■ Task description ■
Identify all lines below that hold "Beispiel" and collect them.

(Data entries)
------------------------------------------------------------------------

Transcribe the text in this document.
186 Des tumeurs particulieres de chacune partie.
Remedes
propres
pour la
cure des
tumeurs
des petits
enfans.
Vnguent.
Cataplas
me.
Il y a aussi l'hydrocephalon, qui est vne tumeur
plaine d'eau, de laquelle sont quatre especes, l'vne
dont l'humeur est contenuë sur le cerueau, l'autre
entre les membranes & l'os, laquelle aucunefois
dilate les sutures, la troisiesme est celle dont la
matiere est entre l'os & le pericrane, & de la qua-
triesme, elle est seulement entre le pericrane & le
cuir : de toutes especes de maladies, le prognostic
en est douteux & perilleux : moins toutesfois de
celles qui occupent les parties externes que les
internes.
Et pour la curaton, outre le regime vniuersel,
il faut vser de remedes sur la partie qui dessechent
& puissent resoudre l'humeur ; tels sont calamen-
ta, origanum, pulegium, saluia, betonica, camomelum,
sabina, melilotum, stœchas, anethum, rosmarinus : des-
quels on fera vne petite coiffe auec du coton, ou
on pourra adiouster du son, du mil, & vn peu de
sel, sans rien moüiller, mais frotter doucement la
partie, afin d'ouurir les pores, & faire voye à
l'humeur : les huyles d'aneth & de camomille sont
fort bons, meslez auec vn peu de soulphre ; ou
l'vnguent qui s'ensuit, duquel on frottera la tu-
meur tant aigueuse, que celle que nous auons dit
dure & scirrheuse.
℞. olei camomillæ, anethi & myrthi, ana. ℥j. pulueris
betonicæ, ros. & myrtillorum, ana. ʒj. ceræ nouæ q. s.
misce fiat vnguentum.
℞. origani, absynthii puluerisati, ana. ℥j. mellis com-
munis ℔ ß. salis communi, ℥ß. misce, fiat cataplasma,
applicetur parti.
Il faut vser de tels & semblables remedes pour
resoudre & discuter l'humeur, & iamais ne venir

------------------------------------------------------------------------

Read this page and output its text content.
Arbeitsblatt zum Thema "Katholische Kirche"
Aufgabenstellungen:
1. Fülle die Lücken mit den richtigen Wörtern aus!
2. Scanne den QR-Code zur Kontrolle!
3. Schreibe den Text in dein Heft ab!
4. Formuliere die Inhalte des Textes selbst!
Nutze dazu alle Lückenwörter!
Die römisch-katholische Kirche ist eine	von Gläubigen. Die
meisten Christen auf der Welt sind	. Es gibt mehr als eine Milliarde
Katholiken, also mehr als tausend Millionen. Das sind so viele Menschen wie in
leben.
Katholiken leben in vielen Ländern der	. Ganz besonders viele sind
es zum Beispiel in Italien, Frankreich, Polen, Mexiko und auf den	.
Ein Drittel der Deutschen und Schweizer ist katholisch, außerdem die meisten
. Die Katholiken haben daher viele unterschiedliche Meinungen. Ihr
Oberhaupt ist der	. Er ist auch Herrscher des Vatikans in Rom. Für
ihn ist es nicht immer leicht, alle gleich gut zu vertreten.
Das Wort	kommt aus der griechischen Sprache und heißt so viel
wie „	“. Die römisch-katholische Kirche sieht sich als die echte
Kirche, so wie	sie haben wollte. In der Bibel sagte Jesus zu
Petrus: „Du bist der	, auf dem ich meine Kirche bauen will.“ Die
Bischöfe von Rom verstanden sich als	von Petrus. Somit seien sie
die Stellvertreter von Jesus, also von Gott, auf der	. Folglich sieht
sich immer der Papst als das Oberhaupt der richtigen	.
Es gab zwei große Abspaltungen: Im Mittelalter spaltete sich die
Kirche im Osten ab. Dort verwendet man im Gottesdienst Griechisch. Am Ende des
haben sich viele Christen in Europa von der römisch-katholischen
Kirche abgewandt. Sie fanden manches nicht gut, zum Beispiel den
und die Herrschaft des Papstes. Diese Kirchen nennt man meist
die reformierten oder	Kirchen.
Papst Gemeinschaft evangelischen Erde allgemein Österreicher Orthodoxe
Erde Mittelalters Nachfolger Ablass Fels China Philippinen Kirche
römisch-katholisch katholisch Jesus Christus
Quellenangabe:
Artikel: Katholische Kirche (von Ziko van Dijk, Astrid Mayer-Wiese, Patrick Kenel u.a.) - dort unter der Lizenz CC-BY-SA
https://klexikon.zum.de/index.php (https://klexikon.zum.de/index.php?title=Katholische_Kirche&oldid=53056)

------------------------------------------------------------------------

■ Finished answer ■
es zum Beispiel in Italien, Frankreich, Polen, Mexiko und auf den	.
Kirche abgewandt. Sie fanden manches nicht gut, zum Beispiel den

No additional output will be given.